### Data to process:
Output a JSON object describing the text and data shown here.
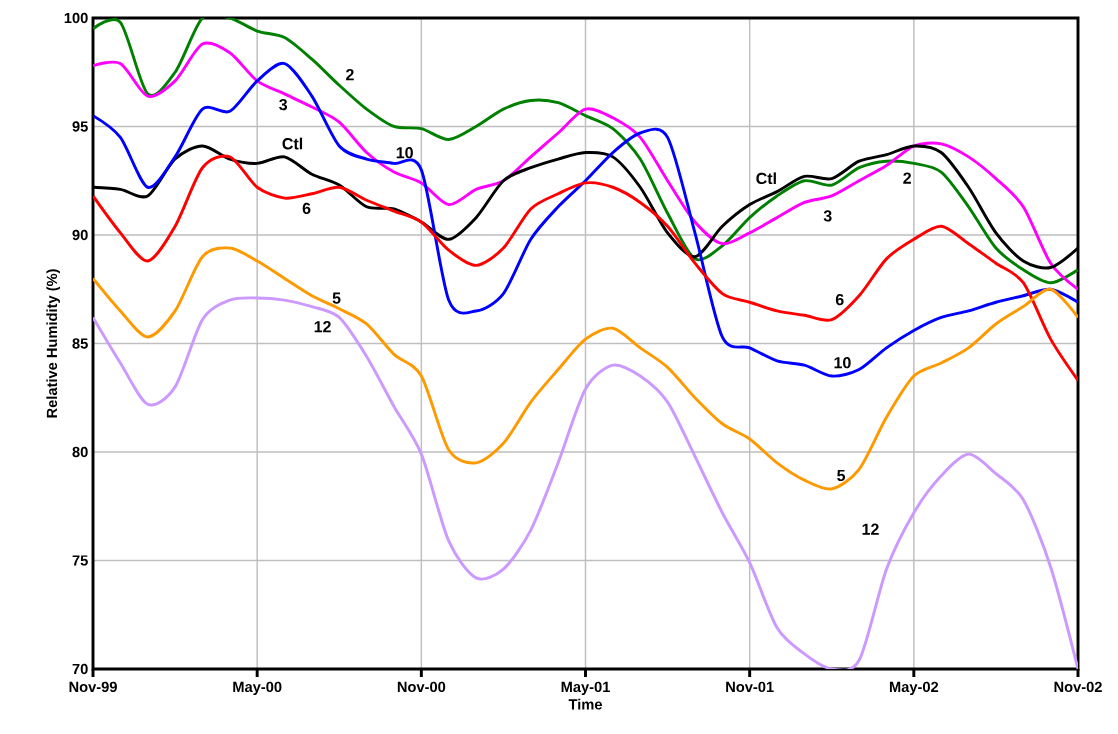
{
  "chart_data": {
    "type": "line",
    "xlabel": "Time",
    "ylabel": "Relative Humidity (%)",
    "x": [
      "1999-11",
      "1999-12",
      "2000-01",
      "2000-02",
      "2000-03",
      "2000-04",
      "2000-05",
      "2000-06",
      "2000-07",
      "2000-08",
      "2000-09",
      "2000-10",
      "2000-11",
      "2000-12",
      "2001-01",
      "2001-02",
      "2001-03",
      "2001-04",
      "2001-05",
      "2001-06",
      "2001-07",
      "2001-08",
      "2001-09",
      "2001-10",
      "2001-11",
      "2001-12",
      "2002-01",
      "2002-02",
      "2002-03",
      "2002-04",
      "2002-05",
      "2002-06",
      "2002-07",
      "2002-08",
      "2002-09",
      "2002-10",
      "2002-11"
    ],
    "series": [
      {
        "name": "2",
        "color": "#008000",
        "values": [
          99.5,
          99.8,
          96.5,
          97.5,
          100,
          100,
          99.4,
          99.1,
          98.1,
          96.9,
          95.8,
          95.0,
          94.9,
          94.4,
          95.0,
          95.8,
          96.2,
          96.1,
          95.5,
          94.9,
          93.5,
          91.0,
          88.9,
          89.5,
          90.8,
          91.8,
          92.5,
          92.3,
          93.1,
          93.4,
          93.3,
          92.9,
          91.3,
          89.4,
          88.4,
          87.8,
          88.4
        ]
      },
      {
        "name": "3",
        "color": "#ff00ff",
        "values": [
          97.8,
          97.9,
          96.4,
          97.1,
          98.8,
          98.4,
          97.1,
          96.5,
          95.9,
          95.2,
          93.8,
          92.9,
          92.4,
          91.4,
          92.1,
          92.5,
          93.6,
          94.7,
          95.8,
          95.4,
          94.5,
          92.5,
          90.6,
          89.6,
          90.1,
          90.8,
          91.5,
          91.8,
          92.5,
          93.2,
          94.1,
          94.2,
          93.6,
          92.6,
          91.3,
          88.7,
          87.5
        ]
      },
      {
        "name": "Ctl",
        "color": "#000000",
        "values": [
          92.2,
          92.1,
          91.8,
          93.5,
          94.1,
          93.5,
          93.3,
          93.6,
          92.8,
          92.3,
          91.3,
          91.2,
          90.6,
          89.8,
          90.8,
          92.5,
          93.1,
          93.5,
          93.8,
          93.6,
          92.2,
          90.1,
          89.0,
          90.4,
          91.4,
          92.0,
          92.7,
          92.6,
          93.4,
          93.7,
          94.1,
          93.8,
          92.2,
          90.1,
          88.8,
          88.5,
          89.4
        ]
      },
      {
        "name": "10",
        "color": "#0000ff",
        "values": [
          95.5,
          94.5,
          92.2,
          93.6,
          95.8,
          95.7,
          97.1,
          97.9,
          96.4,
          94.1,
          93.5,
          93.3,
          93.0,
          87.0,
          86.5,
          87.3,
          89.8,
          91.3,
          92.5,
          93.8,
          94.7,
          94.5,
          90.1,
          85.3,
          84.8,
          84.2,
          84.0,
          83.5,
          83.8,
          84.8,
          85.6,
          86.2,
          86.5,
          86.9,
          87.2,
          87.5,
          86.9
        ]
      },
      {
        "name": "6",
        "color": "#ff0000",
        "values": [
          91.8,
          90.1,
          88.8,
          90.4,
          93.1,
          93.6,
          92.2,
          91.7,
          91.9,
          92.2,
          91.6,
          91.1,
          90.6,
          89.3,
          88.6,
          89.4,
          91.2,
          91.9,
          92.4,
          92.2,
          91.5,
          90.4,
          88.7,
          87.3,
          86.9,
          86.5,
          86.3,
          86.1,
          87.2,
          88.9,
          89.8,
          90.4,
          89.6,
          88.7,
          87.8,
          85.2,
          83.3
        ]
      },
      {
        "name": "5",
        "color": "#ff9900",
        "values": [
          88.0,
          86.5,
          85.3,
          86.5,
          89.0,
          89.4,
          88.8,
          88.0,
          87.2,
          86.6,
          85.9,
          84.5,
          83.5,
          80.1,
          79.5,
          80.4,
          82.3,
          83.8,
          85.2,
          85.7,
          84.8,
          83.9,
          82.5,
          81.3,
          80.6,
          79.5,
          78.7,
          78.3,
          79.2,
          81.6,
          83.5,
          84.1,
          84.8,
          85.9,
          86.7,
          87.5,
          86.2
        ]
      },
      {
        "name": "12",
        "color": "#cc99ff",
        "values": [
          86.2,
          84.1,
          82.2,
          83.0,
          86.1,
          87.0,
          87.1,
          87.0,
          86.7,
          86.2,
          84.4,
          82.1,
          79.9,
          75.9,
          74.2,
          74.6,
          76.4,
          79.5,
          82.9,
          84.0,
          83.5,
          82.3,
          79.8,
          77.2,
          74.9,
          71.9,
          70.7,
          70,
          70.4,
          74.6,
          77.2,
          78.9,
          79.9,
          79.0,
          77.8,
          74.7,
          70
        ]
      }
    ],
    "xlim": [
      "1999-11",
      "2002-11"
    ],
    "xticks": [
      {
        "value": "1999-11",
        "label": "Nov-99"
      },
      {
        "value": "2000-05",
        "label": "May-00"
      },
      {
        "value": "2000-11",
        "label": "Nov-00"
      },
      {
        "value": "2001-05",
        "label": "May-01"
      },
      {
        "value": "2001-11",
        "label": "Nov-01"
      },
      {
        "value": "2002-05",
        "label": "May-02"
      },
      {
        "value": "2002-11",
        "label": "Nov-02"
      }
    ],
    "ylim": [
      70,
      100
    ],
    "yticks": [
      70,
      75,
      80,
      85,
      90,
      95,
      100
    ],
    "grid": true,
    "line_style": "solid"
  }
}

### Your task:
Could you repeat all of the material exactly? Pictures should not be copied.

### Written response:
Output a JSON object describing the text and data shown here.
{
  "chart_data": {
    "type": "line",
    "xlabel": "Time",
    "ylabel": "Relative Humidity (%)",
    "x": [
      "1999-11",
      "1999-12",
      "2000-01",
      "2000-02",
      "2000-03",
      "2000-04",
      "2000-05",
      "2000-06",
      "2000-07",
      "2000-08",
      "2000-09",
      "2000-10",
      "2000-11",
      "2000-12",
      "2001-01",
      "2001-02",
      "2001-03",
      "2001-04",
      "2001-05",
      "2001-06",
      "2001-07",
      "2001-08",
      "2001-09",
      "2001-10",
      "2001-11",
      "2001-12",
      "2002-01",
      "2002-02",
      "2002-03",
      "2002-04",
      "2002-05",
      "2002-06",
      "2002-07",
      "2002-08",
      "2002-09",
      "2002-10",
      "2002-11"
    ],
    "series": [
      {
        "name": "2",
        "color": "#008000",
        "values": [
          99.5,
          99.8,
          96.5,
          97.5,
          100,
          100,
          99.4,
          99.1,
          98.1,
          96.9,
          95.8,
          95.0,
          94.9,
          94.4,
          95.0,
          95.8,
          96.2,
          96.1,
          95.5,
          94.9,
          93.5,
          91.0,
          88.9,
          89.5,
          90.8,
          91.8,
          92.5,
          92.3,
          93.1,
          93.4,
          93.3,
          92.9,
          91.3,
          89.4,
          88.4,
          87.8,
          88.4
        ]
      },
      {
        "name": "3",
        "color": "#ff00ff",
        "values": [
          97.8,
          97.9,
          96.4,
          97.1,
          98.8,
          98.4,
          97.1,
          96.5,
          95.9,
          95.2,
          93.8,
          92.9,
          92.4,
          91.4,
          92.1,
          92.5,
          93.6,
          94.7,
          95.8,
          95.4,
          94.5,
          92.5,
          90.6,
          89.6,
          90.1,
          90.8,
          91.5,
          91.8,
          92.5,
          93.2,
          94.1,
          94.2,
          93.6,
          92.6,
          91.3,
          88.7,
          87.5
        ]
      },
      {
        "name": "Ctl",
        "color": "#000000",
        "values": [
          92.2,
          92.1,
          91.8,
          93.5,
          94.1,
          93.5,
          93.3,
          93.6,
          92.8,
          92.3,
          91.3,
          91.2,
          90.6,
          89.8,
          90.8,
          92.5,
          93.1,
          93.5,
          93.8,
          93.6,
          92.2,
          90.1,
          89.0,
          90.4,
          91.4,
          92.0,
          92.7,
          92.6,
          93.4,
          93.7,
          94.1,
          93.8,
          92.2,
          90.1,
          88.8,
          88.5,
          89.4
        ]
      },
      {
        "name": "10",
        "color": "#0000ff",
        "values": [
          95.5,
          94.5,
          92.2,
          93.6,
          95.8,
          95.7,
          97.1,
          97.9,
          96.4,
          94.1,
          93.5,
          93.3,
          93.0,
          87.0,
          86.5,
          87.3,
          89.8,
          91.3,
          92.5,
          93.8,
          94.7,
          94.5,
          90.1,
          85.3,
          84.8,
          84.2,
          84.0,
          83.5,
          83.8,
          84.8,
          85.6,
          86.2,
          86.5,
          86.9,
          87.2,
          87.5,
          86.9
        ]
      },
      {
        "name": "6",
        "color": "#ff0000",
        "values": [
          91.8,
          90.1,
          88.8,
          90.4,
          93.1,
          93.6,
          92.2,
          91.7,
          91.9,
          92.2,
          91.6,
          91.1,
          90.6,
          89.3,
          88.6,
          89.4,
          91.2,
          91.9,
          92.4,
          92.2,
          91.5,
          90.4,
          88.7,
          87.3,
          86.9,
          86.5,
          86.3,
          86.1,
          87.2,
          88.9,
          89.8,
          90.4,
          89.6,
          88.7,
          87.8,
          85.2,
          83.3
        ]
      },
      {
        "name": "5",
        "color": "#ff9900",
        "values": [
          88.0,
          86.5,
          85.3,
          86.5,
          89.0,
          89.4,
          88.8,
          88.0,
          87.2,
          86.6,
          85.9,
          84.5,
          83.5,
          80.1,
          79.5,
          80.4,
          82.3,
          83.8,
          85.2,
          85.7,
          84.8,
          83.9,
          82.5,
          81.3,
          80.6,
          79.5,
          78.7,
          78.3,
          79.2,
          81.6,
          83.5,
          84.1,
          84.8,
          85.9,
          86.7,
          87.5,
          86.2
        ]
      },
      {
        "name": "12",
        "color": "#cc99ff",
        "values": [
          86.2,
          84.1,
          82.2,
          83.0,
          86.1,
          87.0,
          87.1,
          87.0,
          86.7,
          86.2,
          84.4,
          82.1,
          79.9,
          75.9,
          74.2,
          74.6,
          76.4,
          79.5,
          82.9,
          84.0,
          83.5,
          82.3,
          79.8,
          77.2,
          74.9,
          71.9,
          70.7,
          70,
          70.4,
          74.6,
          77.2,
          78.9,
          79.9,
          79.0,
          77.8,
          74.7,
          70
        ]
      }
    ],
    "xlim": [
      "1999-11",
      "2002-11"
    ],
    "xticks": [
      {
        "value": "1999-11",
        "label": "Nov-99"
      },
      {
        "value": "2000-05",
        "label": "May-00"
      },
      {
        "value": "2000-11",
        "label": "Nov-00"
      },
      {
        "value": "2001-05",
        "label": "May-01"
      },
      {
        "value": "2001-11",
        "label": "Nov-01"
      },
      {
        "value": "2002-05",
        "label": "May-02"
      },
      {
        "value": "2002-11",
        "label": "Nov-02"
      }
    ],
    "ylim": [
      70,
      100
    ],
    "yticks": [
      70,
      75,
      80,
      85,
      90,
      95,
      100
    ],
    "grid": true,
    "line_style": "solid"
  }
}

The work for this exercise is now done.